-- START OF Information provided --

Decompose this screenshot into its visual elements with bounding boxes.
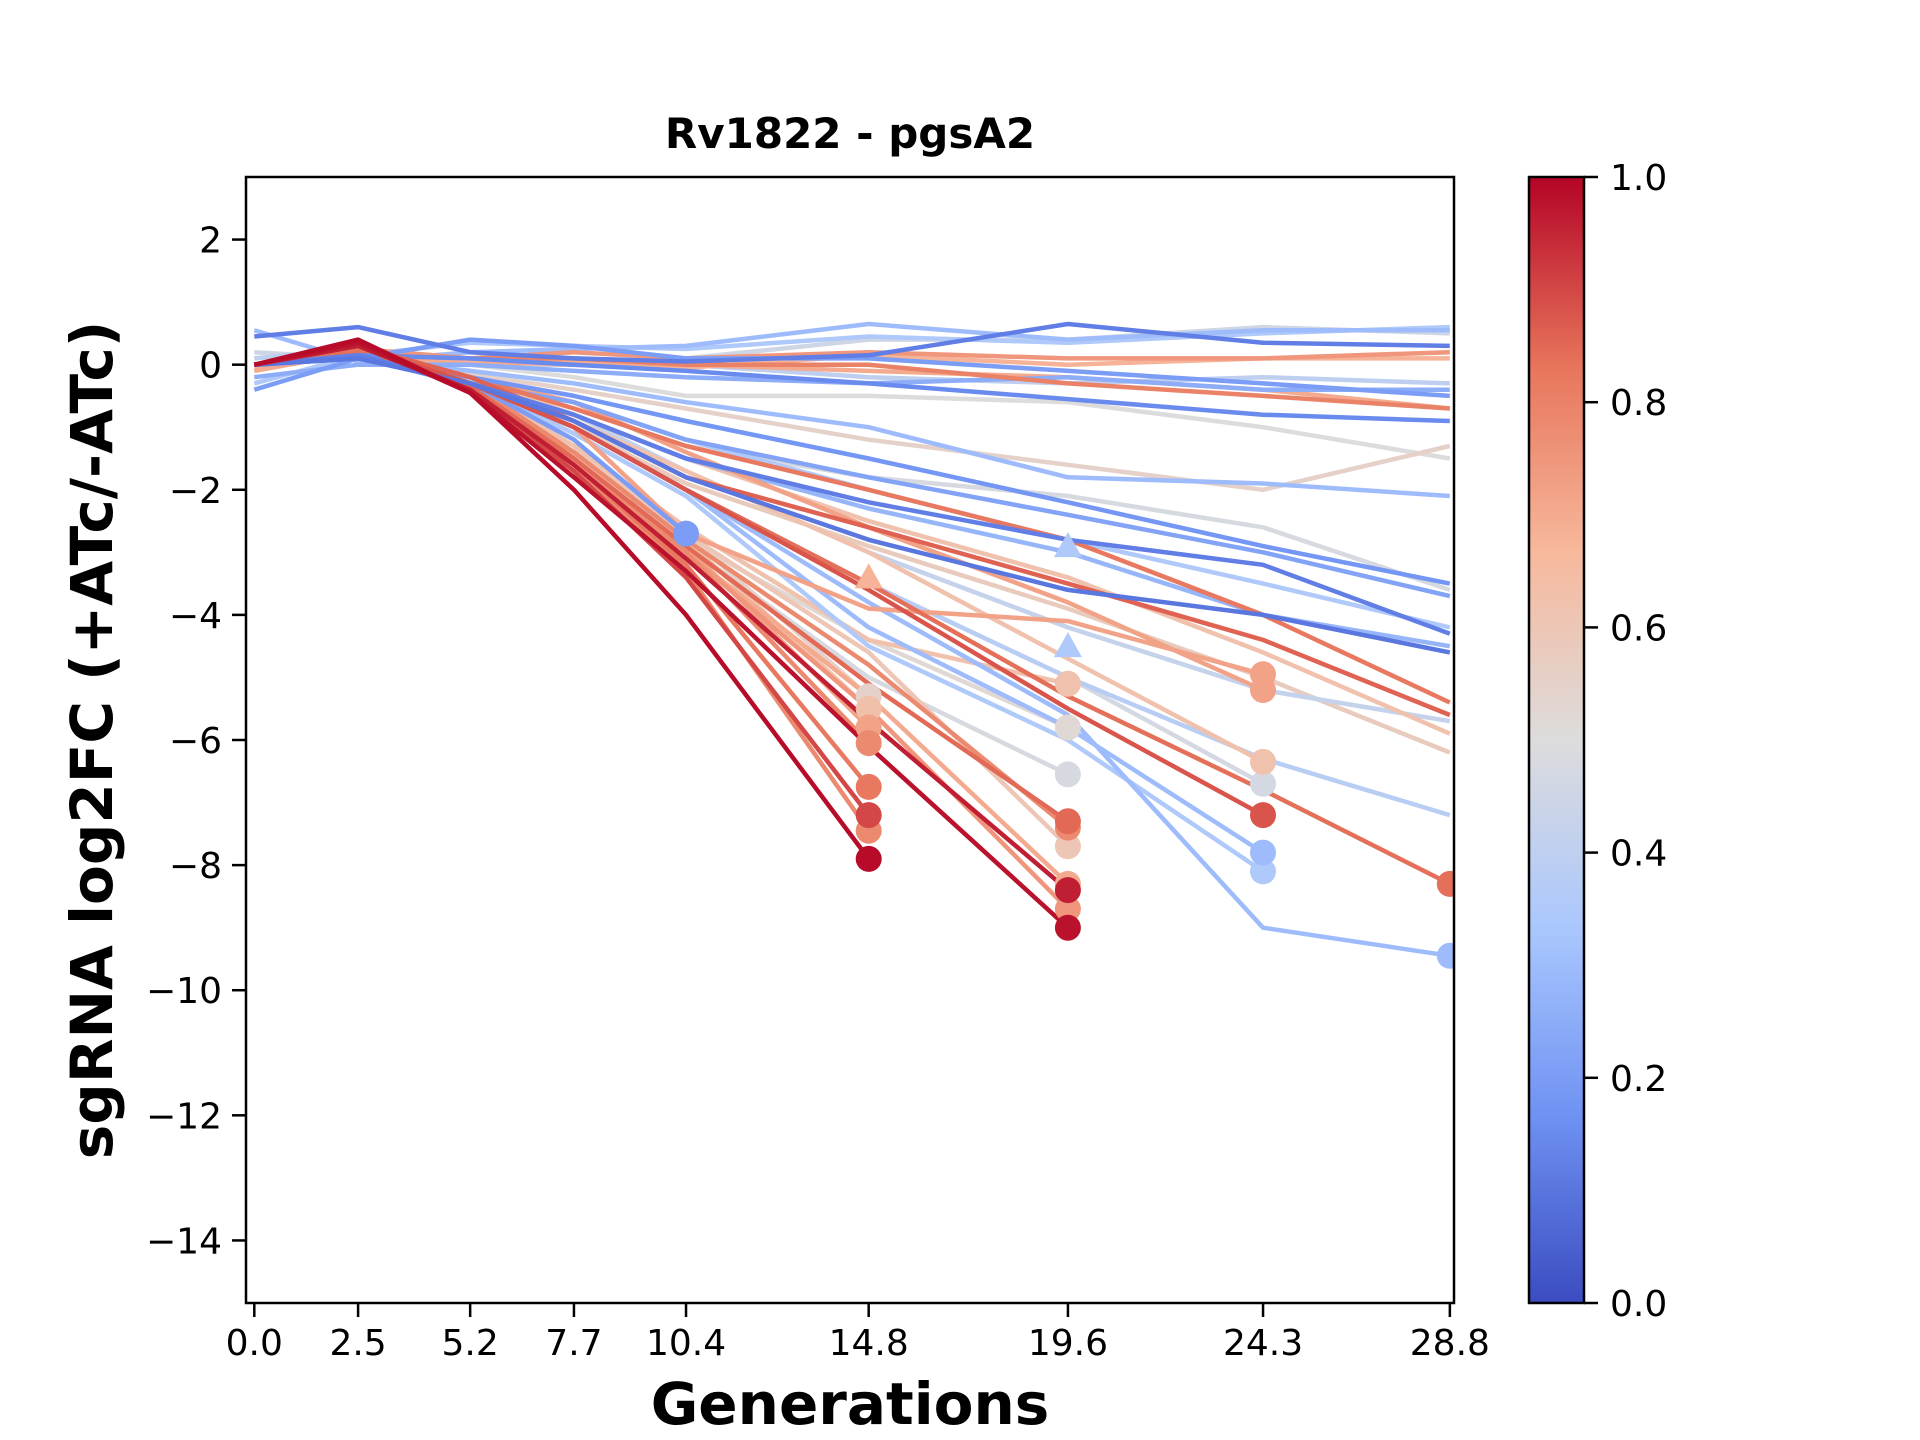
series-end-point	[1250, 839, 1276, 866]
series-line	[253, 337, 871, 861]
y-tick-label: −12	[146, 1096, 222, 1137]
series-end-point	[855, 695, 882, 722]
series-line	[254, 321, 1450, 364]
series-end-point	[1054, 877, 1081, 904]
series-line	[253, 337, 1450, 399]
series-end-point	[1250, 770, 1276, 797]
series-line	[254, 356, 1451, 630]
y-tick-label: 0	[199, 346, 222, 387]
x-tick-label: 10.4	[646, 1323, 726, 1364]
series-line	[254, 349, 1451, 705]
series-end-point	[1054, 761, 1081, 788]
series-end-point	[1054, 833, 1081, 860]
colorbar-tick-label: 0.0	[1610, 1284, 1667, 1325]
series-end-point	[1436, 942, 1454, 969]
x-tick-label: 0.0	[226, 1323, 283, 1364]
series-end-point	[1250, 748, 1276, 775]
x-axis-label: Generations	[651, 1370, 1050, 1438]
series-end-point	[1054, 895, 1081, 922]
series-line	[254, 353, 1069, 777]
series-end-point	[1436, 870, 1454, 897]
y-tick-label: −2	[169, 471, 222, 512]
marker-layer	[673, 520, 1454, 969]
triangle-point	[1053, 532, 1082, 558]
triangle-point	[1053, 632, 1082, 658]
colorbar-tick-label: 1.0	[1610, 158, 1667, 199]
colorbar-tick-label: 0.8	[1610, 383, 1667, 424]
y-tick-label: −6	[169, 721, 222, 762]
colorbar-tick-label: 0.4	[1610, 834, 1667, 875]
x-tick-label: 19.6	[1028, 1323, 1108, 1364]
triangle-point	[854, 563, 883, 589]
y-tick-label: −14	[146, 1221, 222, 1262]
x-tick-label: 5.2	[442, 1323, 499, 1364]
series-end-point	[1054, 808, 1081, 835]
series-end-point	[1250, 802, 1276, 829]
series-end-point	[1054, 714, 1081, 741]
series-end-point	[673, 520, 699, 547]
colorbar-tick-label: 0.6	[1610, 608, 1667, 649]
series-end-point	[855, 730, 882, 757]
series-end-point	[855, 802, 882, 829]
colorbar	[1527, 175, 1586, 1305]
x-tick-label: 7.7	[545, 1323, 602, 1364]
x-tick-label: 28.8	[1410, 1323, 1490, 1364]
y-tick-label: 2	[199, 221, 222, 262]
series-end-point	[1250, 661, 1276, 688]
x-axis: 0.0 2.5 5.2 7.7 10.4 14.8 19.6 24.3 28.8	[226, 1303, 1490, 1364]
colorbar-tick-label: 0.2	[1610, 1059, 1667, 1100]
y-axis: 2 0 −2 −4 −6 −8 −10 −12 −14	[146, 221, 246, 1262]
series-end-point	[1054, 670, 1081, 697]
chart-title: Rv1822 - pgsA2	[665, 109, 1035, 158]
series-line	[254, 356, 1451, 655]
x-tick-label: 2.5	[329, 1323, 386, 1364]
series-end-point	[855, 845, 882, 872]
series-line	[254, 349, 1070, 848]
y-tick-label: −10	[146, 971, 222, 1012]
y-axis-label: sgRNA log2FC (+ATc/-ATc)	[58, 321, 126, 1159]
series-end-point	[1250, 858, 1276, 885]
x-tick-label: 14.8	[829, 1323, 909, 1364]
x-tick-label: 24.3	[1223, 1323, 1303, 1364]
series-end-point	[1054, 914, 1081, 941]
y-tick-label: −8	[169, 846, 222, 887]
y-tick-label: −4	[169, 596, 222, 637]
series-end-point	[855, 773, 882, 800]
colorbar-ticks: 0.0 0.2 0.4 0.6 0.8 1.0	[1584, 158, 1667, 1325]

-- END OF Information provided --

- [Task objective]: Recast every line of the items above as a JSON list of strings, one string per line, with blank lines left out. Leave the pictures out of the list.

- [Response to the exercise]:
[
  "Decompose this screenshot into its visual elements with bounding boxes.",
  "series-end-point\t[1250, 839, 1276, 866]",
  "series-line\t[253, 337, 871, 861]",
  "y-tick-label: −12\t[146, 1096, 222, 1137]",
  "series-end-point\t[855, 695, 882, 722]",
  "series-line\t[254, 321, 1450, 364]",
  "series-end-point\t[1054, 877, 1081, 904]",
  "series-line\t[253, 337, 1450, 399]",
  "series-end-point\t[1250, 770, 1276, 797]",
  "series-line\t[254, 356, 1451, 630]",
  "y-tick-label: 0\t[199, 346, 222, 387]",
  "x-tick-label: 10.4\t[646, 1323, 726, 1364]",
  "series-line\t[254, 349, 1451, 705]",
  "series-end-point\t[1054, 761, 1081, 788]",
  "series-end-point\t[1054, 833, 1081, 860]",
  "colorbar-tick-label: 0.0\t[1610, 1284, 1667, 1325]",
  "series-end-point\t[1436, 942, 1454, 969]",
  "x-tick-label: 0.0\t[226, 1323, 283, 1364]",
  "series-end-point\t[1250, 748, 1276, 775]",
  "x-axis-label: Generations\t[651, 1370, 1050, 1438]",
  "series-end-point\t[1054, 895, 1081, 922]",
  "series-line\t[254, 353, 1069, 777]",
  "series-end-point\t[1436, 870, 1454, 897]",
  "y-tick-label: −2\t[169, 471, 222, 512]",
  "marker-layer\t[673, 520, 1454, 969]",
  "triangle-point\t[1053, 532, 1082, 558]",
  "triangle-point\t[1053, 632, 1082, 658]",
  "colorbar-tick-label: 1.0\t[1610, 158, 1667, 199]",
  "colorbar-tick-label: 0.8\t[1610, 383, 1667, 424]",
  "y-tick-label: −6\t[169, 721, 222, 762]",
  "colorbar-tick-label: 0.4\t[1610, 834, 1667, 875]",
  "x-tick-label: 19.6\t[1028, 1323, 1108, 1364]",
  "triangle-point\t[854, 563, 883, 589]",
  "y-tick-label: −14\t[146, 1221, 222, 1262]",
  "x-tick-label: 5.2\t[442, 1323, 499, 1364]",
  "series-end-point\t[1054, 808, 1081, 835]",
  "series-end-point\t[1250, 802, 1276, 829]",
  "series-end-point\t[1054, 714, 1081, 741]",
  "series-end-point\t[673, 520, 699, 547]",
  "colorbar-tick-label: 0.6\t[1610, 608, 1667, 649]",
  "series-end-point\t[855, 730, 882, 757]",
  "series-end-point\t[855, 802, 882, 829]",
  "colorbar\t[1527, 175, 1586, 1305]",
  "x-tick-label: 7.7\t[545, 1323, 602, 1364]",
  "x-tick-label: 28.8\t[1410, 1323, 1490, 1364]",
  "y-tick-label: 2\t[199, 221, 222, 262]",
  "series-end-point\t[1250, 661, 1276, 688]",
  "x-axis: 0.0 2.5 5.2 7.7 10.4 14.8 19.6 24.3 28.8\t[226, 1303, 1490, 1364]",
  "colorbar-tick-label: 0.2\t[1610, 1059, 1667, 1100]",
  "y-axis: 2 0 −2 −4 −6 −8 −10 −12 −14\t[146, 221, 246, 1262]",
  "series-end-point\t[1054, 670, 1081, 697]",
  "chart-title: Rv1822 - pgsA2\t[665, 109, 1035, 158]",
  "series-line\t[254, 356, 1451, 655]",
  "x-tick-label: 2.5\t[329, 1323, 386, 1364]",
  "series-end-point\t[855, 845, 882, 872]",
  "series-line\t[254, 349, 1070, 848]",
  "y-tick-label: −10\t[146, 971, 222, 1012]",
  "y-axis-label: sgRNA log2FC (+ATc/-ATc)\t[58, 321, 126, 1159]",
  "series-end-point\t[1250, 858, 1276, 885]",
  "x-tick-label: 14.8\t[829, 1323, 909, 1364]",
  "x-tick-label: 24.3\t[1223, 1323, 1303, 1364]",
  "series-end-point\t[1054, 914, 1081, 941]",
  "y-tick-label: −8\t[169, 846, 222, 887]",
  "y-tick-label: −4\t[169, 596, 222, 637]",
  "series-end-point\t[855, 773, 882, 800]",
  "colorbar-ticks: 0.0 0.2 0.4 0.6 0.8 1.0\t[1584, 158, 1667, 1325]"
]